Identify the lines that contain the string "circle" and copy all of them.

═══ TASK INPUT ═══

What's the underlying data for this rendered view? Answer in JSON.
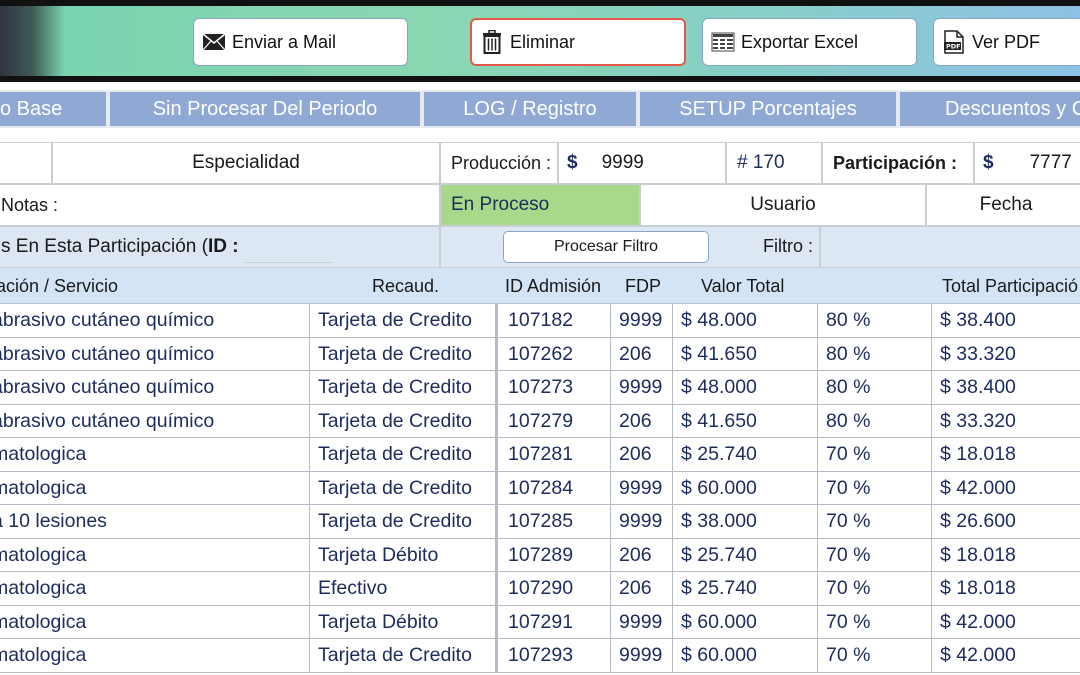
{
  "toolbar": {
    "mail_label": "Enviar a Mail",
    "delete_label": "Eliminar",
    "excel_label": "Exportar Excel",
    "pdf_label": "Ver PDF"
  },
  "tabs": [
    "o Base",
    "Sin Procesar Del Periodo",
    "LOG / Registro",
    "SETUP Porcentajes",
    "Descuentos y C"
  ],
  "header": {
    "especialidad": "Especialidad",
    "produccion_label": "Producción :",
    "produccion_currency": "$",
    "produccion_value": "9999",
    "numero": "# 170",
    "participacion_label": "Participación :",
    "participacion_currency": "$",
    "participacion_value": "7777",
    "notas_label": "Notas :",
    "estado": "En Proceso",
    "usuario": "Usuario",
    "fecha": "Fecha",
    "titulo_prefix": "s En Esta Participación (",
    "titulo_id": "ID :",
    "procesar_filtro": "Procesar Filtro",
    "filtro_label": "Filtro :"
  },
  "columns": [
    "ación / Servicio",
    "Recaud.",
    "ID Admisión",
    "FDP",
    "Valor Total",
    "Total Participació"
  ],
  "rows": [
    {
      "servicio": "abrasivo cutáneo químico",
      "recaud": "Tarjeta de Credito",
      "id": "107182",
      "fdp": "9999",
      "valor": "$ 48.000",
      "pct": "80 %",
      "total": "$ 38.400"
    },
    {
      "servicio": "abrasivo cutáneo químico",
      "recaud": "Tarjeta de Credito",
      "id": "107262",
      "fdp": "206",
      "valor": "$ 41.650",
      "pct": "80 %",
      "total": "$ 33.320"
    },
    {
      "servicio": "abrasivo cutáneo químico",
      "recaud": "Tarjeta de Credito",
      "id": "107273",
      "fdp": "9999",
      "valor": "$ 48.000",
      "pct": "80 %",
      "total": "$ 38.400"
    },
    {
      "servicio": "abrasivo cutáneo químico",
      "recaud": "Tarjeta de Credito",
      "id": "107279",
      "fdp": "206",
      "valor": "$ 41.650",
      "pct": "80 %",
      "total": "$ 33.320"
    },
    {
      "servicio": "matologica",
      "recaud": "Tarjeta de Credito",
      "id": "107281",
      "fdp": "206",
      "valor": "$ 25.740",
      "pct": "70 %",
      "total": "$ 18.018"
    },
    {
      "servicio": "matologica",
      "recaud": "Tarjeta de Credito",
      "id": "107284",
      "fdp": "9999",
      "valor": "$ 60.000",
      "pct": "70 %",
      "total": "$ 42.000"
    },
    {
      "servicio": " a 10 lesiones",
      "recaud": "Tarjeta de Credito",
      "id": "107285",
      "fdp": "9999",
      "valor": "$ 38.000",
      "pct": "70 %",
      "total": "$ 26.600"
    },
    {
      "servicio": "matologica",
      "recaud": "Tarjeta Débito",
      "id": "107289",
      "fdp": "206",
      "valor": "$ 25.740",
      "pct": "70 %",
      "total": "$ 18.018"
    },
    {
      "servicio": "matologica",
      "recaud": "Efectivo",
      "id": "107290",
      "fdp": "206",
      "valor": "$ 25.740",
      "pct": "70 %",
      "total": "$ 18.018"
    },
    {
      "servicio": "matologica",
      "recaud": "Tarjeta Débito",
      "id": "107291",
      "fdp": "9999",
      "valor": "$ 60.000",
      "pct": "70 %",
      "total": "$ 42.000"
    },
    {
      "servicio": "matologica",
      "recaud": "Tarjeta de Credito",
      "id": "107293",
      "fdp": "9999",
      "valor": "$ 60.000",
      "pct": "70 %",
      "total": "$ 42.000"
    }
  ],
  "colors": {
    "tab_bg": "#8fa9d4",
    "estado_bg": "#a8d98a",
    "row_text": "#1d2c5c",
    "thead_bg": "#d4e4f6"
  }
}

═══
═══ TASK INPUT ═══

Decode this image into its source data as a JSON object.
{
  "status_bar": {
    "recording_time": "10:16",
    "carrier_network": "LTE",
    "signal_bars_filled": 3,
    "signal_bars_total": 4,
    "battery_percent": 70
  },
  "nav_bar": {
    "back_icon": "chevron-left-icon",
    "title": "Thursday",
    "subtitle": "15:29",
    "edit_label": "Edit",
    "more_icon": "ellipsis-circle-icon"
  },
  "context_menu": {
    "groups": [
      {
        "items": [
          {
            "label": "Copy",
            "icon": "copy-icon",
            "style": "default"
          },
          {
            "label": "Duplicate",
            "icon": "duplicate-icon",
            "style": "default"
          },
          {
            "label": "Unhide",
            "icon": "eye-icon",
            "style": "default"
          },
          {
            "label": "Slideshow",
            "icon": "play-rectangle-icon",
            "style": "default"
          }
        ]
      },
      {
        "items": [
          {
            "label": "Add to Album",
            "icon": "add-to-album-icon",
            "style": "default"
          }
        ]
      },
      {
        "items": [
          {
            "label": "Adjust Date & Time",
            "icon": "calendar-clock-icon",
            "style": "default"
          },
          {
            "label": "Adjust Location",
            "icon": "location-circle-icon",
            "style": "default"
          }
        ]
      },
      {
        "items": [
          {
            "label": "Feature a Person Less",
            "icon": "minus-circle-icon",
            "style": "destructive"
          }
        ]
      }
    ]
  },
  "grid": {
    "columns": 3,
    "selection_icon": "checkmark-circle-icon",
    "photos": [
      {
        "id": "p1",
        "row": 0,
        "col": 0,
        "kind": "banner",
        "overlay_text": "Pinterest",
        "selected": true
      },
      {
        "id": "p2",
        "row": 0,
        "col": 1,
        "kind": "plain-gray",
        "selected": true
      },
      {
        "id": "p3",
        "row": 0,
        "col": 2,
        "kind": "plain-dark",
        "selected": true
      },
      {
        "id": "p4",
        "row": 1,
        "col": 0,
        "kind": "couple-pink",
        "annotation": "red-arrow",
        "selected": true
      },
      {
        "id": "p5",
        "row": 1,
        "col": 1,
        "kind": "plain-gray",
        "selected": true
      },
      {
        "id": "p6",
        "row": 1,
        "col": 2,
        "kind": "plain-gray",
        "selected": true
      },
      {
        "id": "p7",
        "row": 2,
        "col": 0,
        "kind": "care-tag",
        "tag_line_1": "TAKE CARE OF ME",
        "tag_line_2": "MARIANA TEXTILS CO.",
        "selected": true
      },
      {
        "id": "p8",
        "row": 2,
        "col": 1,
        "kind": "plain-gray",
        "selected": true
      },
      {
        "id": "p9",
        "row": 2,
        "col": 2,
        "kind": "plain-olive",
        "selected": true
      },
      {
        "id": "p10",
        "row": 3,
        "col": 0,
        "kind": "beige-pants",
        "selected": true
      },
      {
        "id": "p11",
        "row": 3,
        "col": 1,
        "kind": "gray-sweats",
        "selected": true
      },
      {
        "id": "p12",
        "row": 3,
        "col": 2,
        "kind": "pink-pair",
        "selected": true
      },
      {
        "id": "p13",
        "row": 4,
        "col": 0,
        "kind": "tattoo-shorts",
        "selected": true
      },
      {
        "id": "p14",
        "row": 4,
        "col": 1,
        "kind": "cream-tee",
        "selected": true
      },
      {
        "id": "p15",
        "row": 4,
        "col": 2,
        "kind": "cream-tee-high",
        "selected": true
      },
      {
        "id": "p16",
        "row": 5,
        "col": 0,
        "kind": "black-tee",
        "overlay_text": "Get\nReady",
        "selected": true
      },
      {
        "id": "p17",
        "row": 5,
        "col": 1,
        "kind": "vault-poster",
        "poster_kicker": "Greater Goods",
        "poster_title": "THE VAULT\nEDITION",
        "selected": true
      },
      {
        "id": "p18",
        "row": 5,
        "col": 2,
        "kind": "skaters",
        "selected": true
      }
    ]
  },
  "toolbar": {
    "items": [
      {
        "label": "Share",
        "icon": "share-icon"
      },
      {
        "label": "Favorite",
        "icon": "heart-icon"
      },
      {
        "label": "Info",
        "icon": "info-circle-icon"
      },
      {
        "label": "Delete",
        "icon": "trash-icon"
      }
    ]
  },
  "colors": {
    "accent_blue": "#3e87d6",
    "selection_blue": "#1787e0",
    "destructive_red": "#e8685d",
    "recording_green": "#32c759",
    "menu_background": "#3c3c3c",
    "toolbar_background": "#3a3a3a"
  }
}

═══
═══ TASK INPUT ═══

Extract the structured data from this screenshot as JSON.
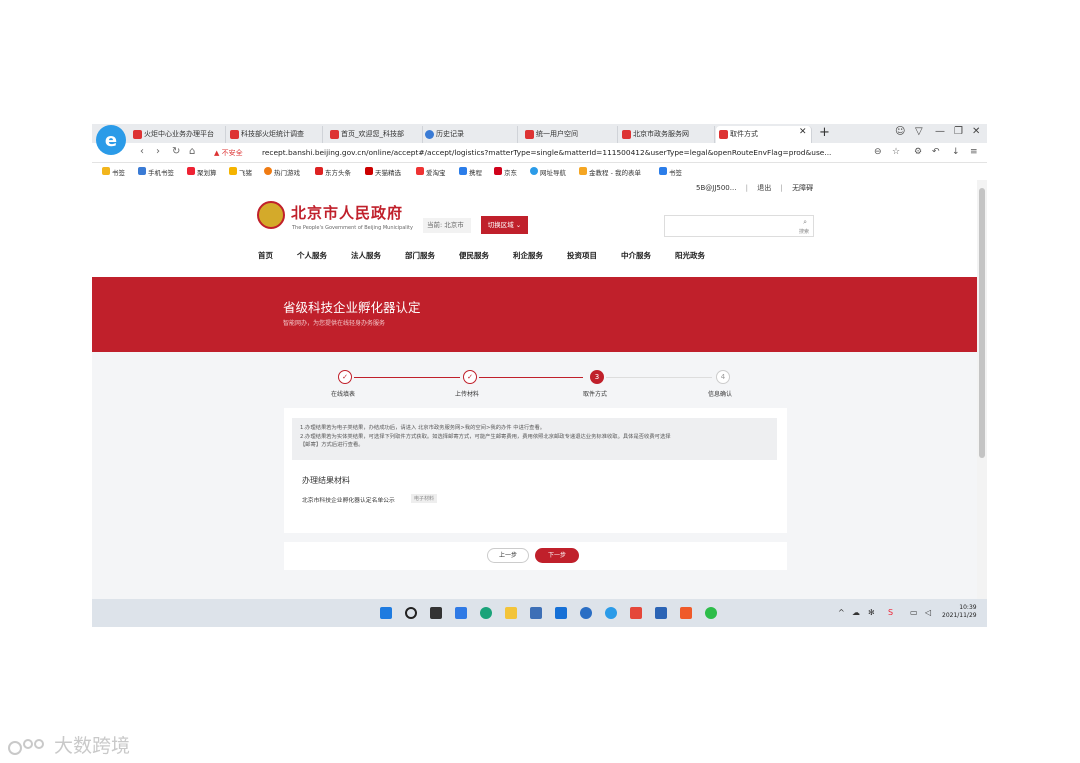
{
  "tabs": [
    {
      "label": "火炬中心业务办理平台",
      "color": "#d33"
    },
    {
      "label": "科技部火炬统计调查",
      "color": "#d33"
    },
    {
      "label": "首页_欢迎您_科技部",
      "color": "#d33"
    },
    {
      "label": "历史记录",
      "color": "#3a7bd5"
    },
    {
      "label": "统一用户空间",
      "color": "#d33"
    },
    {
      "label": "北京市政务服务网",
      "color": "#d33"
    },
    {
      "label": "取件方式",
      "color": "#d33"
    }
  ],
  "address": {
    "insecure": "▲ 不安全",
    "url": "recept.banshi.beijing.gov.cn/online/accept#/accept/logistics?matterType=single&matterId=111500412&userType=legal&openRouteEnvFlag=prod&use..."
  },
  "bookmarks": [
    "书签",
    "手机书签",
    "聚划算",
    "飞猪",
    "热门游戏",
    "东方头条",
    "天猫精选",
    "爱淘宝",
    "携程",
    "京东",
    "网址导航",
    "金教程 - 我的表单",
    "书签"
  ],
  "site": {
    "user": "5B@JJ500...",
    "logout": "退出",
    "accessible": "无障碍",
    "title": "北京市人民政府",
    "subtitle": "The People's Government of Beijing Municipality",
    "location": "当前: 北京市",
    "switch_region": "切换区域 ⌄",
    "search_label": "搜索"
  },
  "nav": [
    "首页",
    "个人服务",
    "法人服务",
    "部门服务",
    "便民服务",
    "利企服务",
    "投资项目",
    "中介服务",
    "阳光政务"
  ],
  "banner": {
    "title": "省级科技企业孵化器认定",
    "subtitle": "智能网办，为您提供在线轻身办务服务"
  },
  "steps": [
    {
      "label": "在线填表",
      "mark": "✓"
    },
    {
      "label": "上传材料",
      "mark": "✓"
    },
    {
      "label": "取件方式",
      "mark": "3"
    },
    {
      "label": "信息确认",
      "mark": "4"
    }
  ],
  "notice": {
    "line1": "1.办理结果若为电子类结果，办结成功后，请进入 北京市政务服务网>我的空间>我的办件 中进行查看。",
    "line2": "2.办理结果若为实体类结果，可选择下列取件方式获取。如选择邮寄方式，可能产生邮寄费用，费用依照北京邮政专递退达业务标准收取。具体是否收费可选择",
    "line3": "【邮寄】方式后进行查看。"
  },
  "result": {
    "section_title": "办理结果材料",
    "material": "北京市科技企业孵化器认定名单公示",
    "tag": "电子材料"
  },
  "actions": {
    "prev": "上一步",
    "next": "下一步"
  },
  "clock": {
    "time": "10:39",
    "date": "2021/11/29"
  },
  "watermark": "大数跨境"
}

═══

§ **COMPLETED TASK**
    "more_icon": "ellipsis-circle-icon"
            "icon": "location-circle-icon",
            "icon": "minus-circle-icon",
    "selection_icon": "checkmark-circle-icon",
        "icon": "info-circle-icon"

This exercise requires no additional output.